======== EXTRACTED ENTRIES ========

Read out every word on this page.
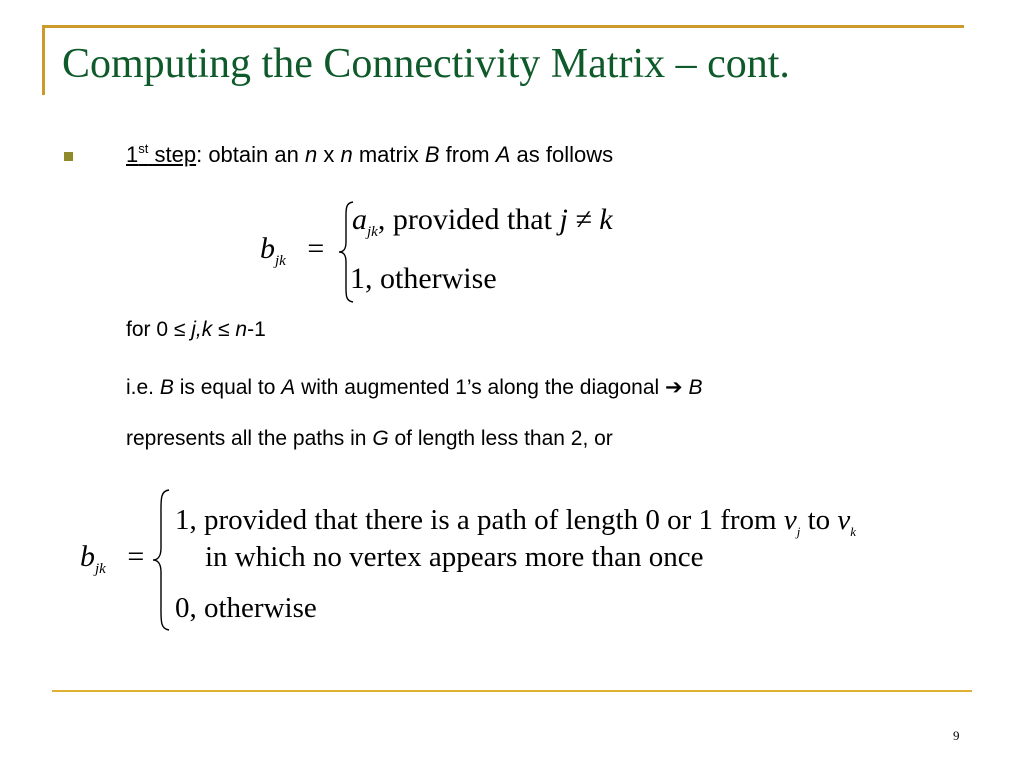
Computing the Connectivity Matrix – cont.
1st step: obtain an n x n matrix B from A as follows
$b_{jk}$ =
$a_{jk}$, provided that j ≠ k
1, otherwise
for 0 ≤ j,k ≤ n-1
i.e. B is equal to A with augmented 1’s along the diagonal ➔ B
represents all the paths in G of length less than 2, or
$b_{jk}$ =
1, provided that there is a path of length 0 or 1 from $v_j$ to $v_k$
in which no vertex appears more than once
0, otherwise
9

========

> AIM
Reproduce the entries above without change, omitting all pictures.

> ANSWER TO THE TASK
Read out every word on this page.
Computing the Connectivity Matrix – cont.
1st step: obtain an n x n matrix B from A as follows
$b_{jk}$ =
$a_{jk}$, provided that j ≠ k
1, otherwise
for 0 ≤ j,k ≤ n-1
i.e. B is equal to A with augmented 1’s along the diagonal ➔ B
represents all the paths in G of length less than 2, or
$b_{jk}$ =
1, provided that there is a path of length 0 or 1 from $v_j$ to $v_k$
in which no vertex appears more than once
0, otherwise
9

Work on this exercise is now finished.